== Supplied data
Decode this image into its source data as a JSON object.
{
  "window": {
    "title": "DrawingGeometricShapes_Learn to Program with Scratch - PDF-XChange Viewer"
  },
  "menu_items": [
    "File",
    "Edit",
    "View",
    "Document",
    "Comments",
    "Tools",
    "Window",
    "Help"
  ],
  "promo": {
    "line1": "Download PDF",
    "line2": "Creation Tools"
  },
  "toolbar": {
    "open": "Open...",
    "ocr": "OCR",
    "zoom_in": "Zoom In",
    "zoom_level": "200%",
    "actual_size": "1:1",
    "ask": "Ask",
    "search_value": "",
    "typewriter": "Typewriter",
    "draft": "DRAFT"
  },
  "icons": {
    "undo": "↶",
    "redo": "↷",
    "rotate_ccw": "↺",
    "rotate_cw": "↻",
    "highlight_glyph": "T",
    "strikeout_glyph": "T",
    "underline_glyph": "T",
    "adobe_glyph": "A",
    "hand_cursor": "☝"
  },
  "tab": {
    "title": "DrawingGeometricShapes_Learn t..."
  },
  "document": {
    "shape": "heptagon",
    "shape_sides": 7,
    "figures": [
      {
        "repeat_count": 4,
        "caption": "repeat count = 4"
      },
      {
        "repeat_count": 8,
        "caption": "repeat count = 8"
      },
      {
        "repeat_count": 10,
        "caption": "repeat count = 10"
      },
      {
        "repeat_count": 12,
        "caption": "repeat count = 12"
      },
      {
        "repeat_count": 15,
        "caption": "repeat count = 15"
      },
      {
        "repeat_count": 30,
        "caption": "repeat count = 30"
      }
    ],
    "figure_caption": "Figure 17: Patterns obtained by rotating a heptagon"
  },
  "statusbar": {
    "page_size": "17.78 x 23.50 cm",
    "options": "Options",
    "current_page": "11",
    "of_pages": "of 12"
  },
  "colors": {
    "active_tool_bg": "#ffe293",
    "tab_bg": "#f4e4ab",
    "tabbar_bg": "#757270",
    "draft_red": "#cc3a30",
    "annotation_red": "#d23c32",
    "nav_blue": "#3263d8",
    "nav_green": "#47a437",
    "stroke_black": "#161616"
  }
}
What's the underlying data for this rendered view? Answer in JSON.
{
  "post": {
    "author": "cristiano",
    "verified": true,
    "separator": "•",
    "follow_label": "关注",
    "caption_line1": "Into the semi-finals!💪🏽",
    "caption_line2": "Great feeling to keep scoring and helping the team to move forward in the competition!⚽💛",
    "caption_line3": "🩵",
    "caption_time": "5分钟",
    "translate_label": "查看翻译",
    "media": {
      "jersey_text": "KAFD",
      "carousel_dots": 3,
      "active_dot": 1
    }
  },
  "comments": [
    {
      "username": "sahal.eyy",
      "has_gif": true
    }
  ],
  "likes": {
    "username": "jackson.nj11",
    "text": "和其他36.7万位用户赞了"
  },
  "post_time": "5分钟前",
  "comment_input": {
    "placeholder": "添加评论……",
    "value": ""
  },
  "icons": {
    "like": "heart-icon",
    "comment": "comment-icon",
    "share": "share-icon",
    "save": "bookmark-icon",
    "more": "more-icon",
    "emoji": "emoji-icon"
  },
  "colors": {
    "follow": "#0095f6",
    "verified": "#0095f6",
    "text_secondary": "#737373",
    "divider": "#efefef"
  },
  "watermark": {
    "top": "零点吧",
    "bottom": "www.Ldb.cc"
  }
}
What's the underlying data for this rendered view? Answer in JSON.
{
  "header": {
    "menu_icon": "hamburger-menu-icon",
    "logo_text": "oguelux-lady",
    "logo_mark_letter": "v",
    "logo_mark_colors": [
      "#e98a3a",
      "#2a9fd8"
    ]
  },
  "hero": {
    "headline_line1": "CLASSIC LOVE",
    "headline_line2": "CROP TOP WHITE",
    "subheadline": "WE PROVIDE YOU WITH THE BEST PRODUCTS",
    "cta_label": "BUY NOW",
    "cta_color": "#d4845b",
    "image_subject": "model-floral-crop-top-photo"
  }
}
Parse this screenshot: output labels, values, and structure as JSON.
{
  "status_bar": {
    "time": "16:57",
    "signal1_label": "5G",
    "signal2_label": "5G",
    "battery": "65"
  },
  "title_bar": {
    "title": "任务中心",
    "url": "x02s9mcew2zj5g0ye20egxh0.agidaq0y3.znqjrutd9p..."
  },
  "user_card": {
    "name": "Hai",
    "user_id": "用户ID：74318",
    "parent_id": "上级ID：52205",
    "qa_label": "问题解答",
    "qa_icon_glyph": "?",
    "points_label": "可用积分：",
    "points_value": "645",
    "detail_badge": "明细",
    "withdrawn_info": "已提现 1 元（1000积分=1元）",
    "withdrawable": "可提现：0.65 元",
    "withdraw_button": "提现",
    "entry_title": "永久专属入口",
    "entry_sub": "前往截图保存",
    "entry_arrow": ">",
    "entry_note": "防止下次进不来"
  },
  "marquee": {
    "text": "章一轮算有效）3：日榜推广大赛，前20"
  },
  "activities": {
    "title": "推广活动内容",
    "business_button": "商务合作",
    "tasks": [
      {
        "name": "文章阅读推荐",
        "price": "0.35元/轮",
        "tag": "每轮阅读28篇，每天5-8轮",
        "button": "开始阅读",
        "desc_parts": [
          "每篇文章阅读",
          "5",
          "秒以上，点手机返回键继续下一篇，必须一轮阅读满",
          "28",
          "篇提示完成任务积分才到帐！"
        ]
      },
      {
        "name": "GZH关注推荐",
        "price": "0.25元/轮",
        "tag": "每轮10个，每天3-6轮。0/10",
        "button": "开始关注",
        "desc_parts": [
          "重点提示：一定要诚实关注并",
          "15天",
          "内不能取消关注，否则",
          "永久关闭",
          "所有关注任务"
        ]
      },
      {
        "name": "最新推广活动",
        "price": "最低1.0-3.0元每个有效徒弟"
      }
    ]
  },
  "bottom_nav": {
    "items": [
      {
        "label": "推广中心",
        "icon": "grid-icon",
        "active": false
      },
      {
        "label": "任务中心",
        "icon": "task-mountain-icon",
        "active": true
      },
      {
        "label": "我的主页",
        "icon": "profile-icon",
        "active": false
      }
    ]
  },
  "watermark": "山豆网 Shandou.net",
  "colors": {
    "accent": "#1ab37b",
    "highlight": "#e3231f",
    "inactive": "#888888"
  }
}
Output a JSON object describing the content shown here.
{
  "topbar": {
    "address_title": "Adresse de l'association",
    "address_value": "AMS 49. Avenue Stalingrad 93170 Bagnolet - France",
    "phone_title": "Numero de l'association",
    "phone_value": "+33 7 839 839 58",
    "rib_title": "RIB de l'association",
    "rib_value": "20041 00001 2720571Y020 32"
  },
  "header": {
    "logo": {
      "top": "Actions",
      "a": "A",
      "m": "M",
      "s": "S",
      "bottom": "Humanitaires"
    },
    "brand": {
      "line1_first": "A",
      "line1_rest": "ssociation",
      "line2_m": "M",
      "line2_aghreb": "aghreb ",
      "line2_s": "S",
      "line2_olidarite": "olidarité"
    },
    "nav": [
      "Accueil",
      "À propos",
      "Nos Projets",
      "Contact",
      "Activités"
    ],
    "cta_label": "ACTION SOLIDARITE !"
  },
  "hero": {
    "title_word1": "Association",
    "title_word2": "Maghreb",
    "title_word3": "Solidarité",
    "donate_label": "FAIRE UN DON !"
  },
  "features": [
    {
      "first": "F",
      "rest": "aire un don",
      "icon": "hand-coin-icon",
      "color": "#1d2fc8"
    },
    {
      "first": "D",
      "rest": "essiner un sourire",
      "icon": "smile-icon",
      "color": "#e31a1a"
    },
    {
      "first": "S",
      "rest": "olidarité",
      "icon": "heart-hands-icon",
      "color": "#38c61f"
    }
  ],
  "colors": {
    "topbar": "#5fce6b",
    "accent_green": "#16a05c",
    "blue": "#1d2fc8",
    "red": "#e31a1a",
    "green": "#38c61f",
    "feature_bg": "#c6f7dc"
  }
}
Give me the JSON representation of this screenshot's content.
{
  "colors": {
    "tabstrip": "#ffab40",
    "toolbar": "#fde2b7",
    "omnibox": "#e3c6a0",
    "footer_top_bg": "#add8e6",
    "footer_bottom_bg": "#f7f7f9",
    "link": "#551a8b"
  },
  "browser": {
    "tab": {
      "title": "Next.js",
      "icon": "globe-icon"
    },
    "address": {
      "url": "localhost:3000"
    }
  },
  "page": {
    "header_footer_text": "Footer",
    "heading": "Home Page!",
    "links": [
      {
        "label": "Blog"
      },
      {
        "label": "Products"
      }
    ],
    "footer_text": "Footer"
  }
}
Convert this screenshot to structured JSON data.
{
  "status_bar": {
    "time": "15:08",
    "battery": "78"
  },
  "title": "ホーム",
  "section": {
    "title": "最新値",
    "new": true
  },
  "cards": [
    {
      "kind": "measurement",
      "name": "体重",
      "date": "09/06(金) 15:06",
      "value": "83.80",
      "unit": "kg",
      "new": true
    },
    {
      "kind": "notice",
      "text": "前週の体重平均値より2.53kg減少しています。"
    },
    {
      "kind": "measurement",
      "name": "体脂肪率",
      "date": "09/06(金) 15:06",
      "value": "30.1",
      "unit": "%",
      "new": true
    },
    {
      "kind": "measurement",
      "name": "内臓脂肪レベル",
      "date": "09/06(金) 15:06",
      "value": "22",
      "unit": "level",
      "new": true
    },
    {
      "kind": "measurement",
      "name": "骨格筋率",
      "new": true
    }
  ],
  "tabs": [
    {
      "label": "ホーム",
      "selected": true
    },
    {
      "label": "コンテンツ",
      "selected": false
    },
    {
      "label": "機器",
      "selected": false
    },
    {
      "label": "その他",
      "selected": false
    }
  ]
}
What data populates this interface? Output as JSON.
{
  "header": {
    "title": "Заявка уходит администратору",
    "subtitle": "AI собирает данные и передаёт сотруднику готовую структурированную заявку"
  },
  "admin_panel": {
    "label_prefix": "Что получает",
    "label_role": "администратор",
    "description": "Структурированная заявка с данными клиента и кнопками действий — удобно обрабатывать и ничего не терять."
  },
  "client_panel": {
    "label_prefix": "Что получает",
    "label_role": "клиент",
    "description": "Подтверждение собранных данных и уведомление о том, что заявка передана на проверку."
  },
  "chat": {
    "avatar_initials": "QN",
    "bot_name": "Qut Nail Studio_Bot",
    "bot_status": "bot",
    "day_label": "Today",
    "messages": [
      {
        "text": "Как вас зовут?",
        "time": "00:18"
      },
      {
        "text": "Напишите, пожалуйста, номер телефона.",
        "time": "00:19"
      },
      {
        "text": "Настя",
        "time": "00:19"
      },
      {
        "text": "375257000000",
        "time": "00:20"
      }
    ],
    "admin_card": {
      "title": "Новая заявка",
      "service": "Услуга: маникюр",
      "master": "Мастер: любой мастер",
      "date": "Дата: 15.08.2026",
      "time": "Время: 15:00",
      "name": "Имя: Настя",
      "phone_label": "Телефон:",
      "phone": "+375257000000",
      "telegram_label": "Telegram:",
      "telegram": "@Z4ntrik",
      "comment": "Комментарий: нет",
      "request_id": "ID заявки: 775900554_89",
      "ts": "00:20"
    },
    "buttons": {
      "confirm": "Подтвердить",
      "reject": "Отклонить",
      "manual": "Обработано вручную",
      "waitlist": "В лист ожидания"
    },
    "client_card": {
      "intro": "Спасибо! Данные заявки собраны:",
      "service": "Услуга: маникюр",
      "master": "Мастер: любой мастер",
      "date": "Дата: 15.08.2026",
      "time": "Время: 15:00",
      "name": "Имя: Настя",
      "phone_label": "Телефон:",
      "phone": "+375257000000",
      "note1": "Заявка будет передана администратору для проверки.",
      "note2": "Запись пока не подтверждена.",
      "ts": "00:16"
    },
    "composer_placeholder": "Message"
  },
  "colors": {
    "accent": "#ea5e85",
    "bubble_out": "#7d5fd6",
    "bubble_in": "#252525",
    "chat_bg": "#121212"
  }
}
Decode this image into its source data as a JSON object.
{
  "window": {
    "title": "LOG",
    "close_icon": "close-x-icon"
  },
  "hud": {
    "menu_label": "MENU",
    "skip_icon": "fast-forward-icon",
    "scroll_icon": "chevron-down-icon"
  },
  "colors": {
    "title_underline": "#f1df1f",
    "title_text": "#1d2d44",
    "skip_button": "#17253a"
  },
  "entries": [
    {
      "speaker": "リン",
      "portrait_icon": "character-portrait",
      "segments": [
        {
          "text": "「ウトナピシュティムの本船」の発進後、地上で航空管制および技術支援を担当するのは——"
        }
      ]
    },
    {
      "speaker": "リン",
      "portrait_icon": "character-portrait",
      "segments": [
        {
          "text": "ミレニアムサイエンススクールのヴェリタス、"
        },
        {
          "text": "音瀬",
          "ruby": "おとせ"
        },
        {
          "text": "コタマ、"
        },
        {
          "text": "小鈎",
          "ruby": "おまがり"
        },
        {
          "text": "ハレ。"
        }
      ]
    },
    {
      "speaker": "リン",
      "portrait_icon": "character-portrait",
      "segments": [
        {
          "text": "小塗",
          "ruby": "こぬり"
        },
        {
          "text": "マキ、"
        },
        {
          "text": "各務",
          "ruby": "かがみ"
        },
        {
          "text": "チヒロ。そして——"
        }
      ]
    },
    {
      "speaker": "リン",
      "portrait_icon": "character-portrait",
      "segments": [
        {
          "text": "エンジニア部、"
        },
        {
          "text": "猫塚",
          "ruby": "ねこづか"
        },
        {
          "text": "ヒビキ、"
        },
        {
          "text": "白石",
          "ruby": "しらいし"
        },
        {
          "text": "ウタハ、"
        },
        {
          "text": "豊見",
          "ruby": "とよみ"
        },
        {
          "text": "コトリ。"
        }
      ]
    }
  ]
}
====
What needs to be done: Copy every line above that includes the string "watermark".

Exercise result:
  "watermark": {
  "watermark": "山豆网 Shandou.net",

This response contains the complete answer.